--- Start Supplied entries ---

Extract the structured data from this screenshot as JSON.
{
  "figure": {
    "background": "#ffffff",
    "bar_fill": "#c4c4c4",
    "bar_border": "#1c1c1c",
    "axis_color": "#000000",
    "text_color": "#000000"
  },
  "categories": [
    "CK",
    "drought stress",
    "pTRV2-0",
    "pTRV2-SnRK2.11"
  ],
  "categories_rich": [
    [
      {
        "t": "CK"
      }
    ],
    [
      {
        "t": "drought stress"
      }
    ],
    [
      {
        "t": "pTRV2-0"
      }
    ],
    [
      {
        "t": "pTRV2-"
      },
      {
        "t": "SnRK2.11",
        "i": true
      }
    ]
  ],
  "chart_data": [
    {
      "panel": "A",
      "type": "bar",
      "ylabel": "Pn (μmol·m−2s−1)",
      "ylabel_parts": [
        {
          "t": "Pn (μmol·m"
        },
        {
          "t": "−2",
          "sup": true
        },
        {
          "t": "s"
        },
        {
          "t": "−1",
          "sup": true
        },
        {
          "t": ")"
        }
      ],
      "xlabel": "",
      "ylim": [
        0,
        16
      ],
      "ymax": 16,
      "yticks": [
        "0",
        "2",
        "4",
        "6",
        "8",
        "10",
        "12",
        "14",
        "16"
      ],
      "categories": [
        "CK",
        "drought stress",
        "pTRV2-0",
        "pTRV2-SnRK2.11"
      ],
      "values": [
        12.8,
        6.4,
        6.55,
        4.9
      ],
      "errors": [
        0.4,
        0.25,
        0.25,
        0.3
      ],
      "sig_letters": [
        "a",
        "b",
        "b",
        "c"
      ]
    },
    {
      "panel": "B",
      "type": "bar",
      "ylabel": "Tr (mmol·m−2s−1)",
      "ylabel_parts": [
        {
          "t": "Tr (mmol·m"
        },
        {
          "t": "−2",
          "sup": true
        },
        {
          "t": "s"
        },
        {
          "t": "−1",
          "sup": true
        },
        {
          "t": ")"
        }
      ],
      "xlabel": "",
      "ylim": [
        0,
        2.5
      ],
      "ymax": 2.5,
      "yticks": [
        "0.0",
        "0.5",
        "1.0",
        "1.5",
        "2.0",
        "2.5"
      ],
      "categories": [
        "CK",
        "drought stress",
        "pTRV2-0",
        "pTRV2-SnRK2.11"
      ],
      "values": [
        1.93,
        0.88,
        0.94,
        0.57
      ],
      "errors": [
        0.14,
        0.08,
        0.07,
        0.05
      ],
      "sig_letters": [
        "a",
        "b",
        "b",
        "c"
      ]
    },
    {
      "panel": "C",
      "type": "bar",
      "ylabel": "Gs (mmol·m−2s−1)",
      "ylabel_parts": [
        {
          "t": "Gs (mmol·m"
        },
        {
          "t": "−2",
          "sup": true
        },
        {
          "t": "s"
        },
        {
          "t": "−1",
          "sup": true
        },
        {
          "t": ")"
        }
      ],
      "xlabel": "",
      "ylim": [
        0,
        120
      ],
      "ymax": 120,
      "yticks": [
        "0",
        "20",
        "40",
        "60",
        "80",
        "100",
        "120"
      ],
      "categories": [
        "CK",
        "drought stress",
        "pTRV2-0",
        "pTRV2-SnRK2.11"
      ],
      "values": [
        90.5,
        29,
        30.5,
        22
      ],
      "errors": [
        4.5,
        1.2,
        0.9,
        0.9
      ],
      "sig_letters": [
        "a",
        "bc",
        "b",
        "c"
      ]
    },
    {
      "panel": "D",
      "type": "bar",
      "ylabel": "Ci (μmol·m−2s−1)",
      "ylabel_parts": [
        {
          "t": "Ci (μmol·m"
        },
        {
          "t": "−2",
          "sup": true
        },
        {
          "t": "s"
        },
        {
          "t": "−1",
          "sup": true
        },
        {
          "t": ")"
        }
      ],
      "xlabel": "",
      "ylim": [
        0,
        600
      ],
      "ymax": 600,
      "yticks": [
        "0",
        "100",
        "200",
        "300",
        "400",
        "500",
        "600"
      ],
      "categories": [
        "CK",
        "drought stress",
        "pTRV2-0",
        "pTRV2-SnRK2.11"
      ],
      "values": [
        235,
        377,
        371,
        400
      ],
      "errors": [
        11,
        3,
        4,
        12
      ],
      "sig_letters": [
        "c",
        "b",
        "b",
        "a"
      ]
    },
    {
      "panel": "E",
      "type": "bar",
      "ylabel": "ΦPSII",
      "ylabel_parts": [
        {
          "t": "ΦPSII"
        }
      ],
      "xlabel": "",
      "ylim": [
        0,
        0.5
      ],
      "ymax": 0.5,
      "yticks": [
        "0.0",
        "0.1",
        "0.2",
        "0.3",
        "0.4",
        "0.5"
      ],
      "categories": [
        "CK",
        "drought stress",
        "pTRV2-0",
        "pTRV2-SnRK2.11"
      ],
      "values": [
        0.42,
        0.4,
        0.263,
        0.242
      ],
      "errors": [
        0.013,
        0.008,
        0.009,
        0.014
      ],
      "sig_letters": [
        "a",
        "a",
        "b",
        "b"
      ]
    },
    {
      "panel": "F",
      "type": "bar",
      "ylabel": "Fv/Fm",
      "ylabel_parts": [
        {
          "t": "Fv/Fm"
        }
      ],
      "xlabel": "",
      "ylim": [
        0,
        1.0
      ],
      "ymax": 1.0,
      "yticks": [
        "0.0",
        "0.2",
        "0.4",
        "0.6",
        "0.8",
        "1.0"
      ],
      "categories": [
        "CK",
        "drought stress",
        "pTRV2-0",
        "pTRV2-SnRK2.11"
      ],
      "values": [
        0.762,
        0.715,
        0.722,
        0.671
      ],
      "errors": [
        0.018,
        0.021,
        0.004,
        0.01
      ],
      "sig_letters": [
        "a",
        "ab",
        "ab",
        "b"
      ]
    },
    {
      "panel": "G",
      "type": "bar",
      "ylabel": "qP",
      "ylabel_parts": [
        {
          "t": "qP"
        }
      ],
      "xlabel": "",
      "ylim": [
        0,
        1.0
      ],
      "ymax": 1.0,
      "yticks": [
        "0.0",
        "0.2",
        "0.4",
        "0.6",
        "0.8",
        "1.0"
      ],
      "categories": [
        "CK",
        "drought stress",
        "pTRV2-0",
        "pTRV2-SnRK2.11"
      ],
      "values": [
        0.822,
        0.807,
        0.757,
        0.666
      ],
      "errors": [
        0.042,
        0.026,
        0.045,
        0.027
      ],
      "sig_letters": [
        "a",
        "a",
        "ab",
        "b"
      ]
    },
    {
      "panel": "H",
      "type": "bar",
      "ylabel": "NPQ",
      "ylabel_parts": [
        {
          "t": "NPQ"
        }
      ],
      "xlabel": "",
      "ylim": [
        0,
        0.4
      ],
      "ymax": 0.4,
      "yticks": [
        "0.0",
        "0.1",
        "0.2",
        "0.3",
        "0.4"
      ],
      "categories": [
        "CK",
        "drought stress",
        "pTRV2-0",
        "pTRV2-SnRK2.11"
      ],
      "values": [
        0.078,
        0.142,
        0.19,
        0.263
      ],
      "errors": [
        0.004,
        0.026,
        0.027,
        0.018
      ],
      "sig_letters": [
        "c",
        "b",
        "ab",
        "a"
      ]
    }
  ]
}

--- End Supplied entries ---

[To be done] Output all of the data again. Match it exactly.

[Solution]
Extract the structured data from this screenshot as JSON.
{
  "figure": {
    "background": "#ffffff",
    "bar_fill": "#c4c4c4",
    "bar_border": "#1c1c1c",
    "axis_color": "#000000",
    "text_color": "#000000"
  },
  "categories": [
    "CK",
    "drought stress",
    "pTRV2-0",
    "pTRV2-SnRK2.11"
  ],
  "categories_rich": [
    [
      {
        "t": "CK"
      }
    ],
    [
      {
        "t": "drought stress"
      }
    ],
    [
      {
        "t": "pTRV2-0"
      }
    ],
    [
      {
        "t": "pTRV2-"
      },
      {
        "t": "SnRK2.11",
        "i": true
      }
    ]
  ],
  "chart_data": [
    {
      "panel": "A",
      "type": "bar",
      "ylabel": "Pn (μmol·m−2s−1)",
      "ylabel_parts": [
        {
          "t": "Pn (μmol·m"
        },
        {
          "t": "−2",
          "sup": true
        },
        {
          "t": "s"
        },
        {
          "t": "−1",
          "sup": true
        },
        {
          "t": ")"
        }
      ],
      "xlabel": "",
      "ylim": [
        0,
        16
      ],
      "ymax": 16,
      "yticks": [
        "0",
        "2",
        "4",
        "6",
        "8",
        "10",
        "12",
        "14",
        "16"
      ],
      "categories": [
        "CK",
        "drought stress",
        "pTRV2-0",
        "pTRV2-SnRK2.11"
      ],
      "values": [
        12.8,
        6.4,
        6.55,
        4.9
      ],
      "errors": [
        0.4,
        0.25,
        0.25,
        0.3
      ],
      "sig_letters": [
        "a",
        "b",
        "b",
        "c"
      ]
    },
    {
      "panel": "B",
      "type": "bar",
      "ylabel": "Tr (mmol·m−2s−1)",
      "ylabel_parts": [
        {
          "t": "Tr (mmol·m"
        },
        {
          "t": "−2",
          "sup": true
        },
        {
          "t": "s"
        },
        {
          "t": "−1",
          "sup": true
        },
        {
          "t": ")"
        }
      ],
      "xlabel": "",
      "ylim": [
        0,
        2.5
      ],
      "ymax": 2.5,
      "yticks": [
        "0.0",
        "0.5",
        "1.0",
        "1.5",
        "2.0",
        "2.5"
      ],
      "categories": [
        "CK",
        "drought stress",
        "pTRV2-0",
        "pTRV2-SnRK2.11"
      ],
      "values": [
        1.93,
        0.88,
        0.94,
        0.57
      ],
      "errors": [
        0.14,
        0.08,
        0.07,
        0.05
      ],
      "sig_letters": [
        "a",
        "b",
        "b",
        "c"
      ]
    },
    {
      "panel": "C",
      "type": "bar",
      "ylabel": "Gs (mmol·m−2s−1)",
      "ylabel_parts": [
        {
          "t": "Gs (mmol·m"
        },
        {
          "t": "−2",
          "sup": true
        },
        {
          "t": "s"
        },
        {
          "t": "−1",
          "sup": true
        },
        {
          "t": ")"
        }
      ],
      "xlabel": "",
      "ylim": [
        0,
        120
      ],
      "ymax": 120,
      "yticks": [
        "0",
        "20",
        "40",
        "60",
        "80",
        "100",
        "120"
      ],
      "categories": [
        "CK",
        "drought stress",
        "pTRV2-0",
        "pTRV2-SnRK2.11"
      ],
      "values": [
        90.5,
        29,
        30.5,
        22
      ],
      "errors": [
        4.5,
        1.2,
        0.9,
        0.9
      ],
      "sig_letters": [
        "a",
        "bc",
        "b",
        "c"
      ]
    },
    {
      "panel": "D",
      "type": "bar",
      "ylabel": "Ci (μmol·m−2s−1)",
      "ylabel_parts": [
        {
          "t": "Ci (μmol·m"
        },
        {
          "t": "−2",
          "sup": true
        },
        {
          "t": "s"
        },
        {
          "t": "−1",
          "sup": true
        },
        {
          "t": ")"
        }
      ],
      "xlabel": "",
      "ylim": [
        0,
        600
      ],
      "ymax": 600,
      "yticks": [
        "0",
        "100",
        "200",
        "300",
        "400",
        "500",
        "600"
      ],
      "categories": [
        "CK",
        "drought stress",
        "pTRV2-0",
        "pTRV2-SnRK2.11"
      ],
      "values": [
        235,
        377,
        371,
        400
      ],
      "errors": [
        11,
        3,
        4,
        12
      ],
      "sig_letters": [
        "c",
        "b",
        "b",
        "a"
      ]
    },
    {
      "panel": "E",
      "type": "bar",
      "ylabel": "ΦPSII",
      "ylabel_parts": [
        {
          "t": "ΦPSII"
        }
      ],
      "xlabel": "",
      "ylim": [
        0,
        0.5
      ],
      "ymax": 0.5,
      "yticks": [
        "0.0",
        "0.1",
        "0.2",
        "0.3",
        "0.4",
        "0.5"
      ],
      "categories": [
        "CK",
        "drought stress",
        "pTRV2-0",
        "pTRV2-SnRK2.11"
      ],
      "values": [
        0.42,
        0.4,
        0.263,
        0.242
      ],
      "errors": [
        0.013,
        0.008,
        0.009,
        0.014
      ],
      "sig_letters": [
        "a",
        "a",
        "b",
        "b"
      ]
    },
    {
      "panel": "F",
      "type": "bar",
      "ylabel": "Fv/Fm",
      "ylabel_parts": [
        {
          "t": "Fv/Fm"
        }
      ],
      "xlabel": "",
      "ylim": [
        0,
        1.0
      ],
      "ymax": 1.0,
      "yticks": [
        "0.0",
        "0.2",
        "0.4",
        "0.6",
        "0.8",
        "1.0"
      ],
      "categories": [
        "CK",
        "drought stress",
        "pTRV2-0",
        "pTRV2-SnRK2.11"
      ],
      "values": [
        0.762,
        0.715,
        0.722,
        0.671
      ],
      "errors": [
        0.018,
        0.021,
        0.004,
        0.01
      ],
      "sig_letters": [
        "a",
        "ab",
        "ab",
        "b"
      ]
    },
    {
      "panel": "G",
      "type": "bar",
      "ylabel": "qP",
      "ylabel_parts": [
        {
          "t": "qP"
        }
      ],
      "xlabel": "",
      "ylim": [
        0,
        1.0
      ],
      "ymax": 1.0,
      "yticks": [
        "0.0",
        "0.2",
        "0.4",
        "0.6",
        "0.8",
        "1.0"
      ],
      "categories": [
        "CK",
        "drought stress",
        "pTRV2-0",
        "pTRV2-SnRK2.11"
      ],
      "values": [
        0.822,
        0.807,
        0.757,
        0.666
      ],
      "errors": [
        0.042,
        0.026,
        0.045,
        0.027
      ],
      "sig_letters": [
        "a",
        "a",
        "ab",
        "b"
      ]
    },
    {
      "panel": "H",
      "type": "bar",
      "ylabel": "NPQ",
      "ylabel_parts": [
        {
          "t": "NPQ"
        }
      ],
      "xlabel": "",
      "ylim": [
        0,
        0.4
      ],
      "ymax": 0.4,
      "yticks": [
        "0.0",
        "0.1",
        "0.2",
        "0.3",
        "0.4"
      ],
      "categories": [
        "CK",
        "drought stress",
        "pTRV2-0",
        "pTRV2-SnRK2.11"
      ],
      "values": [
        0.078,
        0.142,
        0.19,
        0.263
      ],
      "errors": [
        0.004,
        0.026,
        0.027,
        0.018
      ],
      "sig_letters": [
        "c",
        "b",
        "ab",
        "a"
      ]
    }
  ]
}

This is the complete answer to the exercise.